## Exercise brief:
Transcribe every entry word for word, leaving out all images.

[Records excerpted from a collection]

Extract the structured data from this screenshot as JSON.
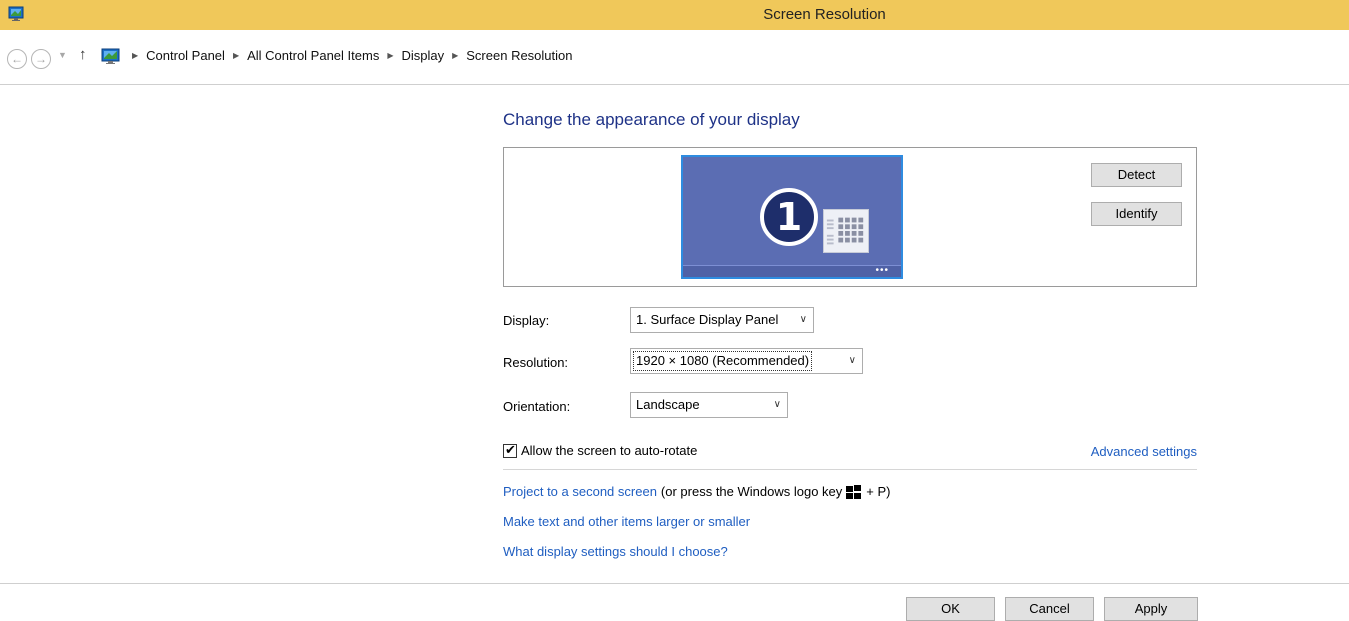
{
  "window": {
    "title": "Screen Resolution",
    "titlebar_color": "#f0c85a"
  },
  "nav": {
    "back_icon": "back-arrow-icon",
    "forward_icon": "forward-arrow-icon",
    "recent_icon": "chevron-down-icon",
    "up_icon": "up-arrow-icon",
    "up_glyph": "↑",
    "back_glyph": "←",
    "forward_glyph": "→",
    "recent_glyph": "▼"
  },
  "breadcrumb": [
    "Control Panel",
    "All Control Panel Items",
    "Display",
    "Screen Resolution"
  ],
  "breadcrumb_sep": "▶",
  "main": {
    "heading": "Change the appearance of your display",
    "monitor_number": "1",
    "monitor_dots": "•••",
    "detect_label": "Detect",
    "identify_label": "Identify",
    "display_label": "Display:",
    "display_value": "1. Surface Display Panel",
    "resolution_label": "Resolution:",
    "resolution_value": "1920 × 1080 (Recommended)",
    "orientation_label": "Orientation:",
    "orientation_value": "Landscape",
    "caret_glyph": "∨",
    "autorotate_label": "Allow the screen to auto-rotate",
    "autorotate_checked": true,
    "checkmark_glyph": "✔",
    "advanced_link": "Advanced settings",
    "project_link": "Project to a second screen",
    "project_hint_before": "(or press the Windows logo key",
    "project_hint_after": "+ P)",
    "larger_link": "Make text and other items larger or smaller",
    "choose_link": "What display settings should I choose?"
  },
  "footer": {
    "ok_label": "OK",
    "cancel_label": "Cancel",
    "apply_label": "Apply"
  },
  "colors": {
    "heading": "#1e3287",
    "link": "#1f5ec1",
    "monitor_bg": "#5b6db3",
    "monitor_border": "#2e8ce0"
  }
}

## Right answer:
Extract the structured data from this screenshot as JSON.
{
  "window": {
    "title": "Screen Resolution",
    "titlebar_color": "#f0c85a"
  },
  "nav": {
    "back_icon": "back-arrow-icon",
    "forward_icon": "forward-arrow-icon",
    "recent_icon": "chevron-down-icon",
    "up_icon": "up-arrow-icon",
    "up_glyph": "↑",
    "back_glyph": "←",
    "forward_glyph": "→",
    "recent_glyph": "▼"
  },
  "breadcrumb": [
    "Control Panel",
    "All Control Panel Items",
    "Display",
    "Screen Resolution"
  ],
  "breadcrumb_sep": "▶",
  "main": {
    "heading": "Change the appearance of your display",
    "monitor_number": "1",
    "monitor_dots": "•••",
    "detect_label": "Detect",
    "identify_label": "Identify",
    "display_label": "Display:",
    "display_value": "1. Surface Display Panel",
    "resolution_label": "Resolution:",
    "resolution_value": "1920 × 1080 (Recommended)",
    "orientation_label": "Orientation:",
    "orientation_value": "Landscape",
    "caret_glyph": "∨",
    "autorotate_label": "Allow the screen to auto-rotate",
    "autorotate_checked": true,
    "checkmark_glyph": "✔",
    "advanced_link": "Advanced settings",
    "project_link": "Project to a second screen",
    "project_hint_before": "(or press the Windows logo key",
    "project_hint_after": "+ P)",
    "larger_link": "Make text and other items larger or smaller",
    "choose_link": "What display settings should I choose?"
  },
  "footer": {
    "ok_label": "OK",
    "cancel_label": "Cancel",
    "apply_label": "Apply"
  },
  "colors": {
    "heading": "#1e3287",
    "link": "#1f5ec1",
    "monitor_bg": "#5b6db3",
    "monitor_border": "#2e8ce0"
  }
}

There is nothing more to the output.